EXERCISE DIRECTIONS:
What follows is a listing; restate every line of it word for word.

****

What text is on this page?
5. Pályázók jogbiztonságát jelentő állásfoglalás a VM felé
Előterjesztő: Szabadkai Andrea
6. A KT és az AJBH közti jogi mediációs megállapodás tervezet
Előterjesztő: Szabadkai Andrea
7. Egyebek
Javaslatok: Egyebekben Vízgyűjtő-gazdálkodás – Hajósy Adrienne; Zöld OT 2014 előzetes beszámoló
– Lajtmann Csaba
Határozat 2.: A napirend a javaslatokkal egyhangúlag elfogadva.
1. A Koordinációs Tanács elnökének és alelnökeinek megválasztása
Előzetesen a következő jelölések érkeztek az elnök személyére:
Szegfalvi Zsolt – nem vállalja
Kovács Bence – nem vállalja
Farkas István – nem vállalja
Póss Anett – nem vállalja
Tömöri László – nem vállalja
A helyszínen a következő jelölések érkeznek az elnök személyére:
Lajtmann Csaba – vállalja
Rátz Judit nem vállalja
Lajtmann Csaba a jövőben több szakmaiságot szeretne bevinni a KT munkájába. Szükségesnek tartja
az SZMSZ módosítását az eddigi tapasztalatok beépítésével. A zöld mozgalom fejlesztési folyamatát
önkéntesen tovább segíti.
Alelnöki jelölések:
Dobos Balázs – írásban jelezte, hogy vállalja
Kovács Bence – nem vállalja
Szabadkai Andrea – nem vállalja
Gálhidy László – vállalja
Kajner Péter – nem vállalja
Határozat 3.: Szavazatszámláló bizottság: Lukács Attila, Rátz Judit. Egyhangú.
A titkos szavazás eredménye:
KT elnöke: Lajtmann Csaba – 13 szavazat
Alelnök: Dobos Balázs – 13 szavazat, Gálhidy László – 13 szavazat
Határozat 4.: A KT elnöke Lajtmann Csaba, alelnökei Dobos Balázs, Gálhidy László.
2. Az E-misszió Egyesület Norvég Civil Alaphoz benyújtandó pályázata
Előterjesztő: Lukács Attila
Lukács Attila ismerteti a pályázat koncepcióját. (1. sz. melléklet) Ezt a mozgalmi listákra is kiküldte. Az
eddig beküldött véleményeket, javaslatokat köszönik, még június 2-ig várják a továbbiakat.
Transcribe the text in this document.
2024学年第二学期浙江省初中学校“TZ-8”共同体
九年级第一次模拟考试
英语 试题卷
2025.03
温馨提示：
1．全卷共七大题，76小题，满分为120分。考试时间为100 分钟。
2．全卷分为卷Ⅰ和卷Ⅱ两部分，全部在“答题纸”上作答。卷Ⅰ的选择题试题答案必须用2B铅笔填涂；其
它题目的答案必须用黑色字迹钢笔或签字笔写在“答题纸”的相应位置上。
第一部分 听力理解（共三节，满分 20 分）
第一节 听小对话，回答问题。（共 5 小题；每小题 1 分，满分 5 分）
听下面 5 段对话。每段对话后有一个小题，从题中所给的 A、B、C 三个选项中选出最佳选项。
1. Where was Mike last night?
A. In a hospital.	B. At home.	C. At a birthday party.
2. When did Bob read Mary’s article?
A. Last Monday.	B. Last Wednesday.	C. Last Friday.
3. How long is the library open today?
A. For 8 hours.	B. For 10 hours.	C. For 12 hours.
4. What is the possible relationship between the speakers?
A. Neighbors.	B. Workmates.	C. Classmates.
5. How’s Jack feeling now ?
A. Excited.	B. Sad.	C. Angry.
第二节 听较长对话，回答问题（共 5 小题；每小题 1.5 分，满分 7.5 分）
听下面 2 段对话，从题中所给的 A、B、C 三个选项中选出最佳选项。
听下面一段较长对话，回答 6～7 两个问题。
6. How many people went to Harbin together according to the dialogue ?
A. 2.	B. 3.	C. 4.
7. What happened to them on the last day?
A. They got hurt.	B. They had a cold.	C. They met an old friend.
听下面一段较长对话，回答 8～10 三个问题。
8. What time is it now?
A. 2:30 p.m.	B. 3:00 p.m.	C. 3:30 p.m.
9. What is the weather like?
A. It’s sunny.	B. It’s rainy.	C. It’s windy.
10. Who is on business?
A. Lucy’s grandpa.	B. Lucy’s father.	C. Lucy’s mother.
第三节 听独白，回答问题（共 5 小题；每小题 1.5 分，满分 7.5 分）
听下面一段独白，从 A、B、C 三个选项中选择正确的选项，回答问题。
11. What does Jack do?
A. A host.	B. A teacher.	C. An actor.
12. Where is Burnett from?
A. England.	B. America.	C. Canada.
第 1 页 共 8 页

****

PROBLEM SOLUTION:
What text is on this page?
5. Pályázók jogbiztonságát jelentő állásfoglalás a VM felé
Előterjesztő: Szabadkai Andrea
6. A KT és az AJBH közti jogi mediációs megállapodás tervezet
Előterjesztő: Szabadkai Andrea
7. Egyebek
Javaslatok: Egyebekben Vízgyűjtő-gazdálkodás – Hajósy Adrienne; Zöld OT 2014 előzetes beszámoló
– Lajtmann Csaba
Határozat 2.: A napirend a javaslatokkal egyhangúlag elfogadva.
1. A Koordinációs Tanács elnökének és alelnökeinek megválasztása
Előzetesen a következő jelölések érkeztek az elnök személyére:
Szegfalvi Zsolt – nem vállalja
Kovács Bence – nem vállalja
Farkas István – nem vállalja
Póss Anett – nem vállalja
Tömöri László – nem vállalja
A helyszínen a következő jelölések érkeznek az elnök személyére:
Lajtmann Csaba – vállalja
Rátz Judit nem vállalja
Lajtmann Csaba a jövőben több szakmaiságot szeretne bevinni a KT munkájába. Szükségesnek tartja
az SZMSZ módosítását az eddigi tapasztalatok beépítésével. A zöld mozgalom fejlesztési folyamatát
önkéntesen tovább segíti.
Alelnöki jelölések:
Dobos Balázs – írásban jelezte, hogy vállalja
Kovács Bence – nem vállalja
Szabadkai Andrea – nem vállalja
Gálhidy László – vállalja
Kajner Péter – nem vállalja
Határozat 3.: Szavazatszámláló bizottság: Lukács Attila, Rátz Judit. Egyhangú.
A titkos szavazás eredménye:
KT elnöke: Lajtmann Csaba – 13 szavazat
Alelnök: Dobos Balázs – 13 szavazat, Gálhidy László – 13 szavazat
Határozat 4.: A KT elnöke Lajtmann Csaba, alelnökei Dobos Balázs, Gálhidy László.
2. Az E-misszió Egyesület Norvég Civil Alaphoz benyújtandó pályázata
Előterjesztő: Lukács Attila
Lukács Attila ismerteti a pályázat koncepcióját. (1. sz. melléklet) Ezt a mozgalmi listákra is kiküldte. Az
eddig beküldött véleményeket, javaslatokat köszönik, még június 2-ig várják a továbbiakat.
Transcribe the text in this document.
2024学年第二学期浙江省初中学校“TZ-8”共同体
九年级第一次模拟考试
英语 试题卷
2025.03
温馨提示：
1．全卷共七大题，76小题，满分为120分。考试时间为100 分钟。
2．全卷分为卷Ⅰ和卷Ⅱ两部分，全部在“答题纸”上作答。卷Ⅰ的选择题试题答案必须用2B铅笔填涂；其
它题目的答案必须用黑色字迹钢笔或签字笔写在“答题纸”的相应位置上。
第一部分 听力理解（共三节，满分 20 分）
第一节 听小对话，回答问题。（共 5 小题；每小题 1 分，满分 5 分）
听下面 5 段对话。每段对话后有一个小题，从题中所给的 A、B、C 三个选项中选出最佳选项。
1. Where was Mike last night?
A. In a hospital.	B. At home.	C. At a birthday party.
2. When did Bob read Mary’s article?
A. Last Monday.	B. Last Wednesday.	C. Last Friday.
3. How long is the library open today?
A. For 8 hours.	B. For 10 hours.	C. For 12 hours.
4. What is the possible relationship between the speakers?
A. Neighbors.	B. Workmates.	C. Classmates.
5. How’s Jack feeling now ?
A. Excited.	B. Sad.	C. Angry.
第二节 听较长对话，回答问题（共 5 小题；每小题 1.5 分，满分 7.5 分）
听下面 2 段对话，从题中所给的 A、B、C 三个选项中选出最佳选项。
听下面一段较长对话，回答 6～7 两个问题。
6. How many people went to Harbin together according to the dialogue ?
A. 2.	B. 3.	C. 4.
7. What happened to them on the last day?
A. They got hurt.	B. They had a cold.	C. They met an old friend.
听下面一段较长对话，回答 8～10 三个问题。
8. What time is it now?
A. 2:30 p.m.	B. 3:00 p.m.	C. 3:30 p.m.
9. What is the weather like?
A. It’s sunny.	B. It’s rainy.	C. It’s windy.
10. Who is on business?
A. Lucy’s grandpa.	B. Lucy’s father.	C. Lucy’s mother.
第三节 听独白，回答问题（共 5 小题；每小题 1.5 分，满分 7.5 分）
听下面一段独白，从 A、B、C 三个选项中选择正确的选项，回答问题。
11. What does Jack do?
A. A host.	B. A teacher.	C. An actor.
12. Where is Burnett from?
A. England.	B. America.	C. Canada.
第 1 页 共 8 页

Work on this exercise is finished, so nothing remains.